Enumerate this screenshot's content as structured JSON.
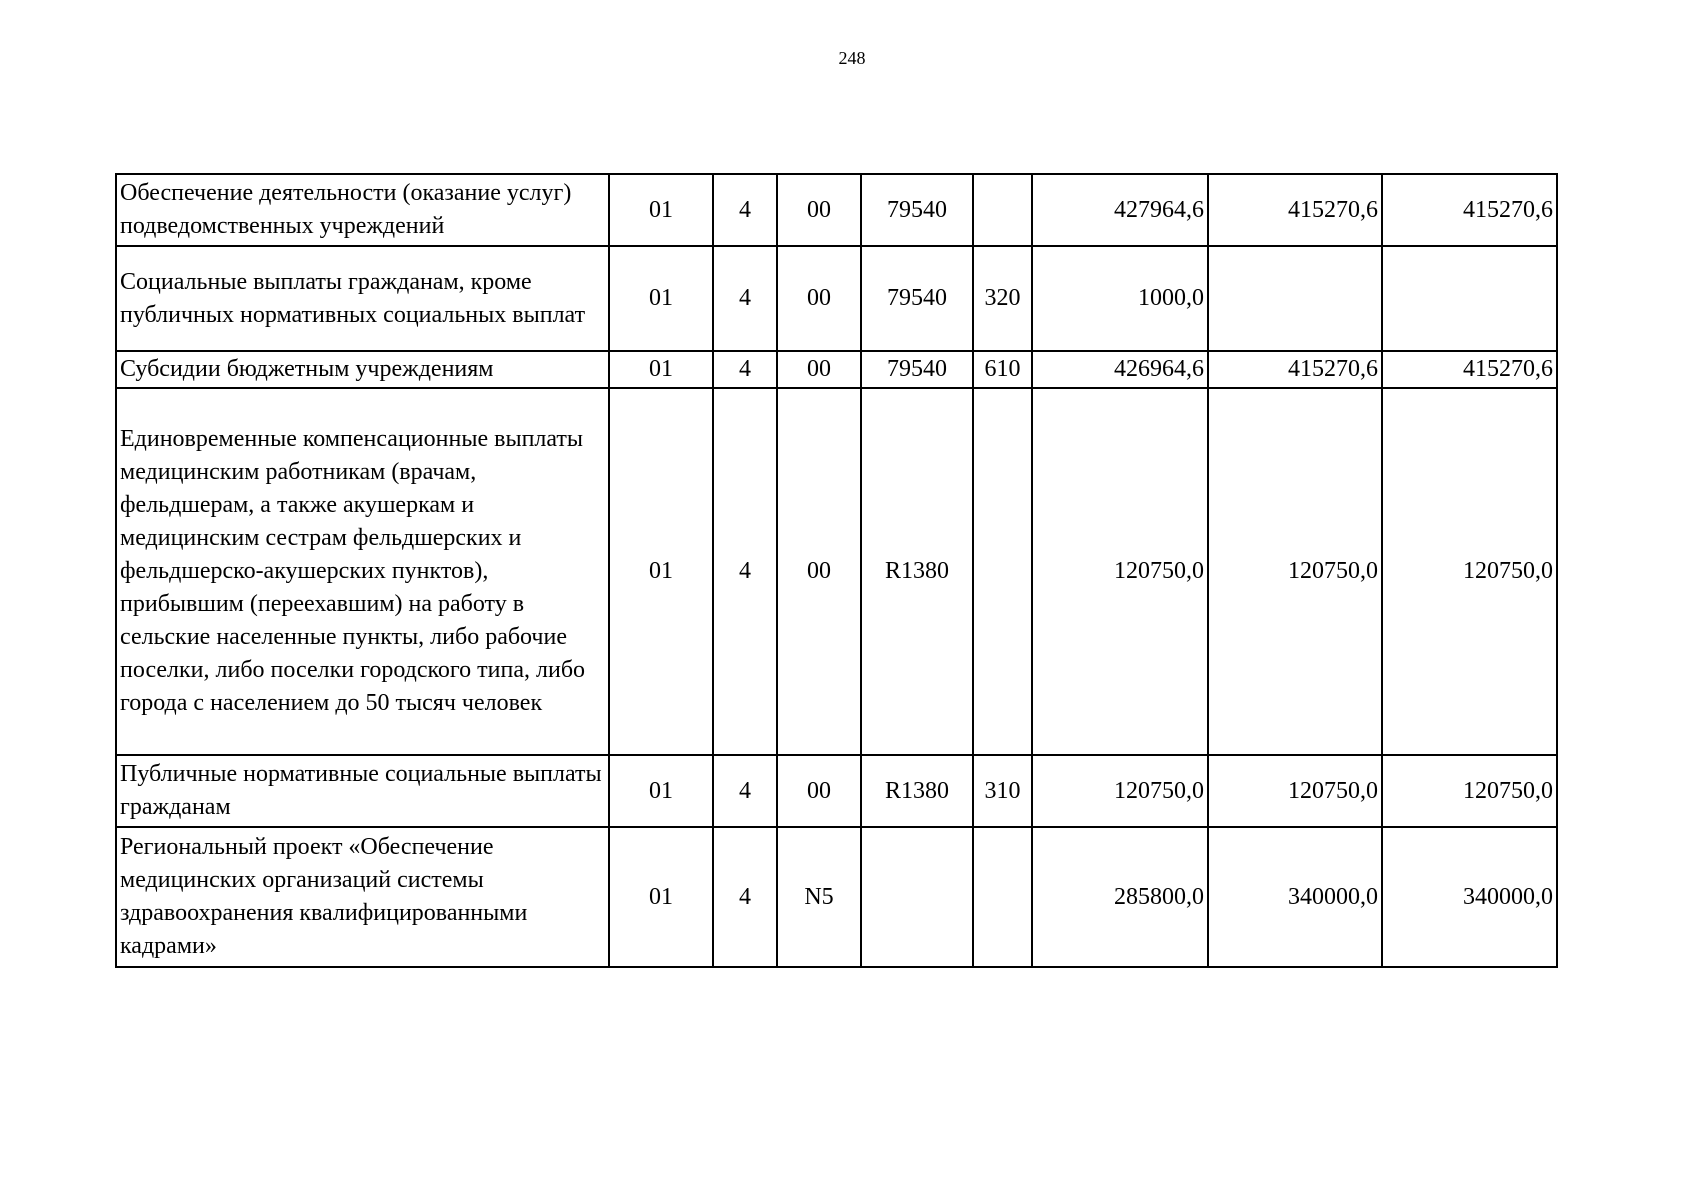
{
  "page_number": "248",
  "rows": [
    {
      "name": "Обеспечение деятельности (оказание услуг) подведомственных учреждений",
      "c1": "01",
      "c2": "4",
      "c3": "00",
      "c4": "79540",
      "c5": "",
      "v1": "427964,6",
      "v2": "415270,6",
      "v3": "415270,6"
    },
    {
      "name": "Социальные выплаты гражданам, кроме публичных нормативных социальных выплат",
      "c1": "01",
      "c2": "4",
      "c3": "00",
      "c4": "79540",
      "c5": "320",
      "v1": "1000,0",
      "v2": "",
      "v3": ""
    },
    {
      "name": "Субсидии бюджетным учреждениям",
      "c1": "01",
      "c2": "4",
      "c3": "00",
      "c4": "79540",
      "c5": "610",
      "v1": "426964,6",
      "v2": "415270,6",
      "v3": "415270,6"
    },
    {
      "name": "Единовременные компенсационные выплаты медицинским работникам (врачам, фельдшерам, а также акушеркам и медицинским сестрам фельдшерских и фельдшерско-акушерских пунктов), прибывшим (переехавшим) на работу в сельские населенные пункты, либо рабочие поселки, либо поселки городского типа, либо города с населением до 50 тысяч человек",
      "c1": "01",
      "c2": "4",
      "c3": "00",
      "c4": "R1380",
      "c5": "",
      "v1": "120750,0",
      "v2": "120750,0",
      "v3": "120750,0"
    },
    {
      "name": "Публичные нормативные социальные выплаты гражданам",
      "c1": "01",
      "c2": "4",
      "c3": "00",
      "c4": "R1380",
      "c5": "310",
      "v1": "120750,0",
      "v2": "120750,0",
      "v3": "120750,0"
    },
    {
      "name": "Региональный проект «Обеспечение медицинских организаций системы здравоохранения квалифицированными кадрами»",
      "c1": "01",
      "c2": "4",
      "c3": "N5",
      "c4": "",
      "c5": "",
      "v1": "285800,0",
      "v2": "340000,0",
      "v3": "340000,0"
    }
  ]
}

┄┄┄┄┄┄┄┄┄┄┄┄┄┄┄┄┄┄┄┄

Work to do ::
Collect the complete line wherever the string "name" appears in the records.

Correct result ::
      "name": "Обеспечение деятельности (оказание услуг) подведомственных учреждений",
      "name": "Социальные выплаты гражданам, кроме публичных нормативных социальных выплат",
      "name": "Субсидии бюджетным учреждениям",
      "name": "Единовременные компенсационные выплаты медицинским работникам (врачам, фельдшерам, а также акушеркам и медицинским сестрам фельдшерских и фельдшерско-акушерских пунктов), прибывшим (переехавшим) на работу в сельские населенные пункты, либо рабочие поселки, либо поселки городского типа, либо города с населением до 50 тысяч человек",
      "name": "Публичные нормативные социальные выплаты гражданам",
      "name": "Региональный проект «Обеспечение медицинских организаций системы здравоохранения квалифицированными кадрами»",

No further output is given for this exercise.